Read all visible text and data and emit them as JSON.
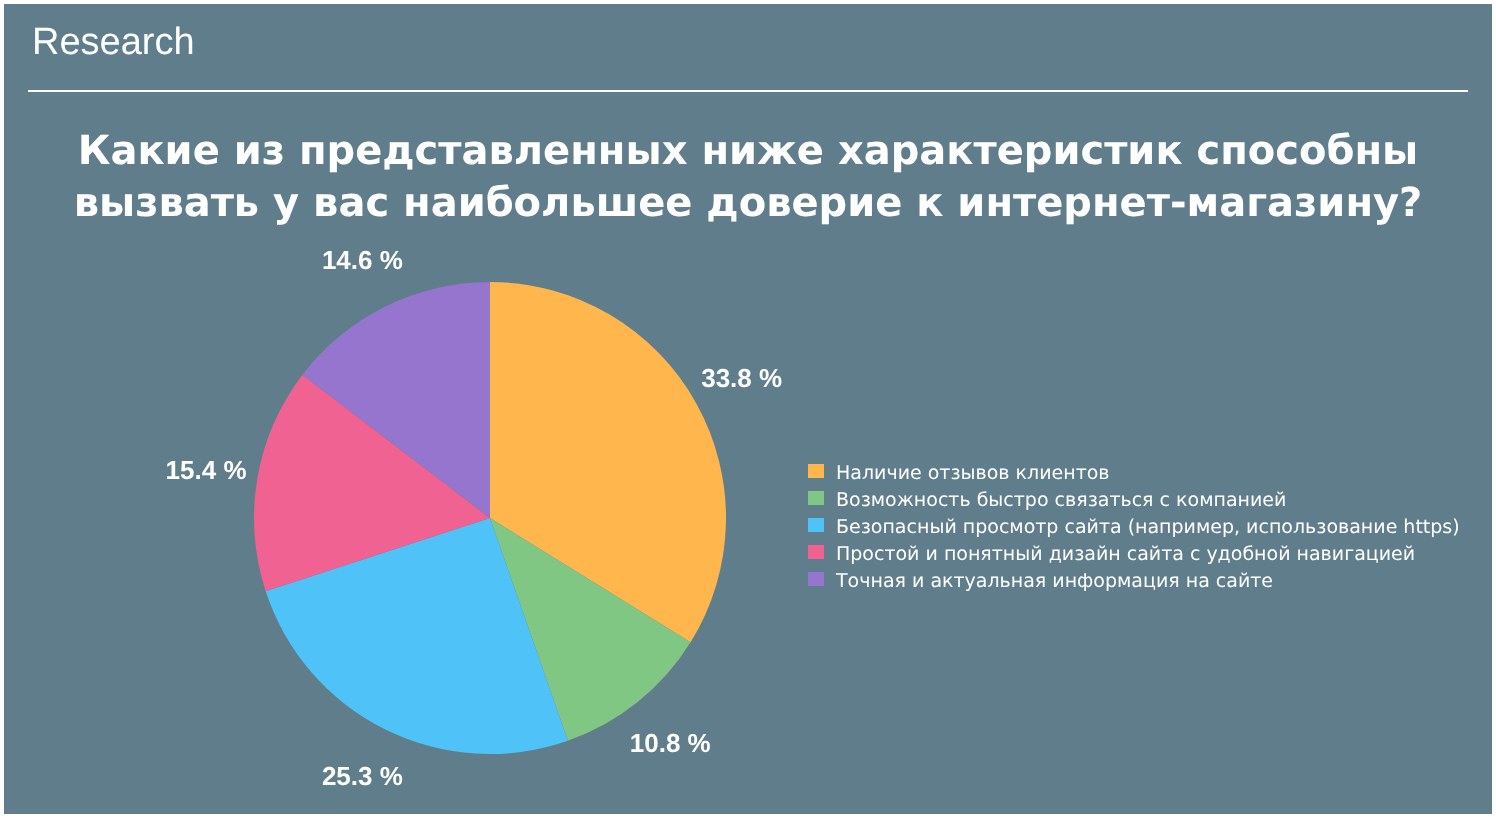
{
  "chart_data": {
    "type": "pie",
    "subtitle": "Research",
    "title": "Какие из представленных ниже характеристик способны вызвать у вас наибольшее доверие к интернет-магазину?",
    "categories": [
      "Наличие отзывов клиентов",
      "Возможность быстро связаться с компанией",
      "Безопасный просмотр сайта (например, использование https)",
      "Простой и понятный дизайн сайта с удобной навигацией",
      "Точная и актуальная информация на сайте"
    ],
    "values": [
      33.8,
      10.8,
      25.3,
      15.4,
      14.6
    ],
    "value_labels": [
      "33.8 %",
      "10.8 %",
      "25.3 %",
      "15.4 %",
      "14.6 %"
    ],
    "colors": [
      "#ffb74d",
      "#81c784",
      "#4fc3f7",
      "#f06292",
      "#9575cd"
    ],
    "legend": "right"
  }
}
————————
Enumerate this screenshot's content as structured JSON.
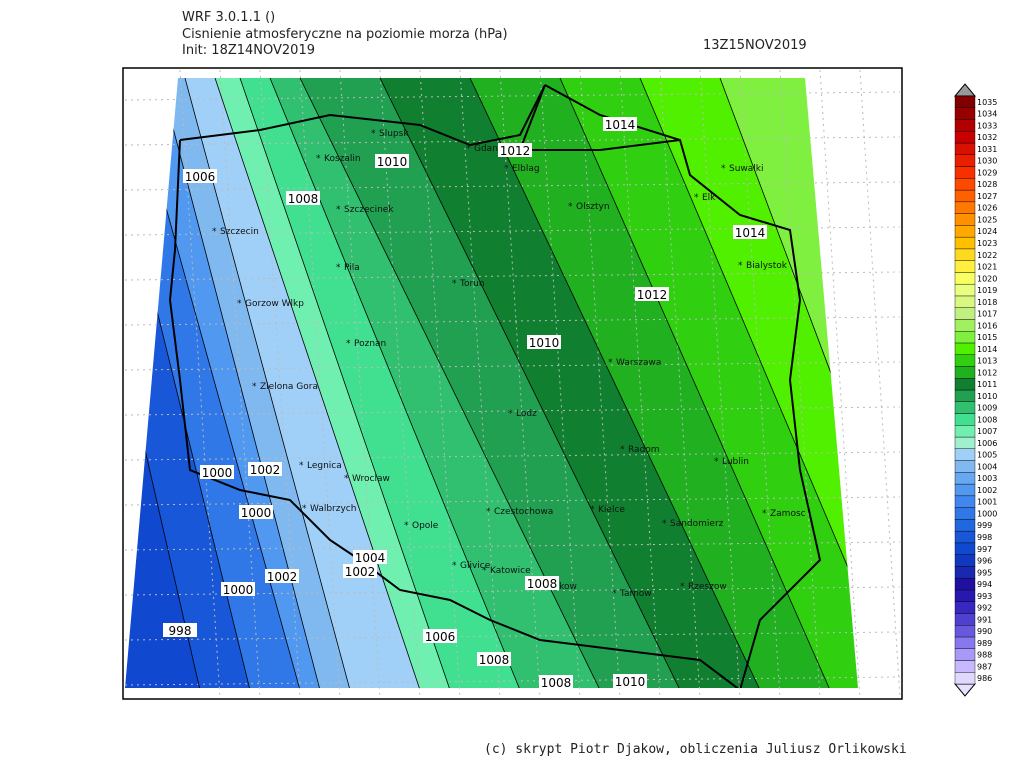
————————
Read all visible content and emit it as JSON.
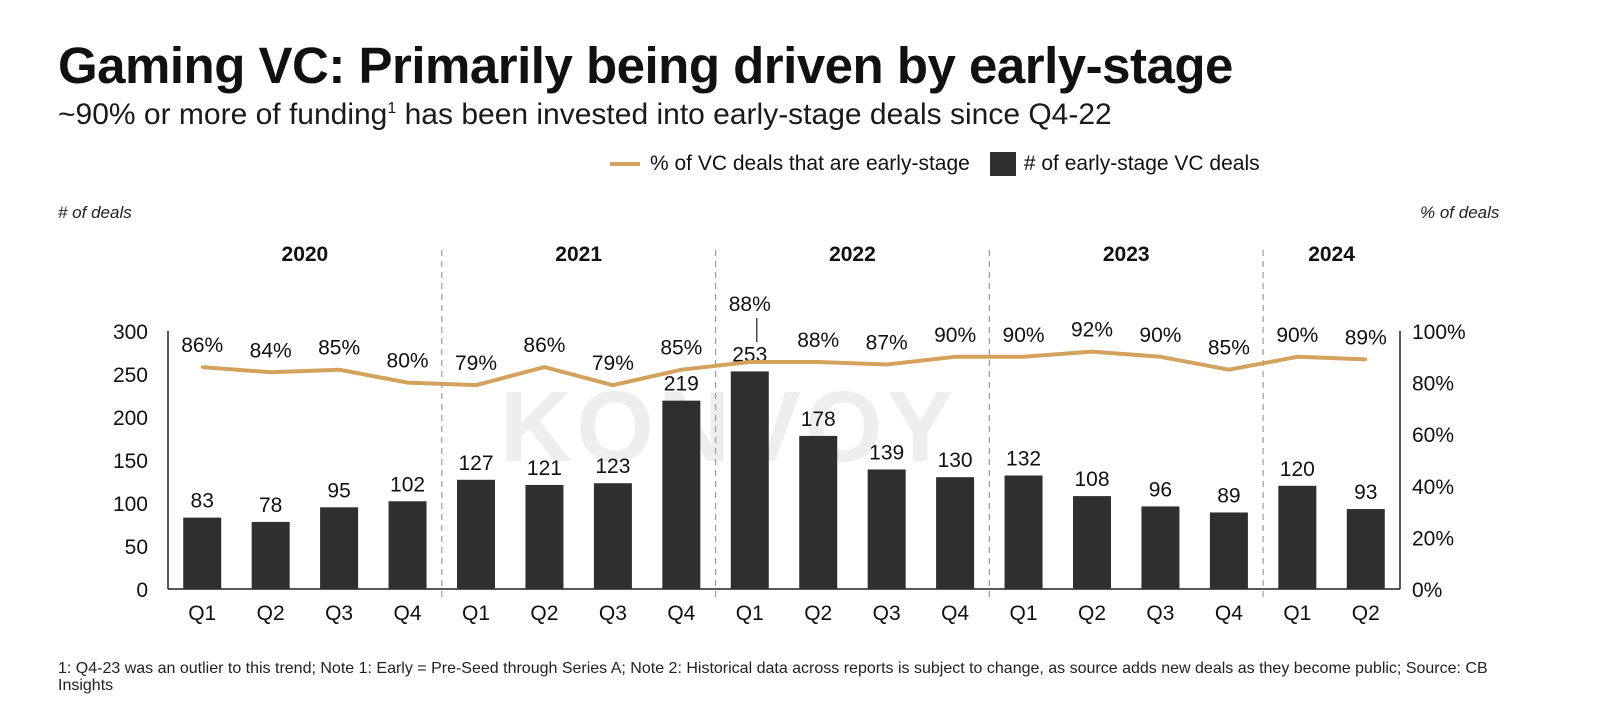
————————
*DESCRIPTION OF THE TASK*
Look through the entries and return every line where "content" appears.

*OUTPUT BELOW*
Enumerate this screenshot's content as structured JSON.
Read all visible content and emit it as JSON.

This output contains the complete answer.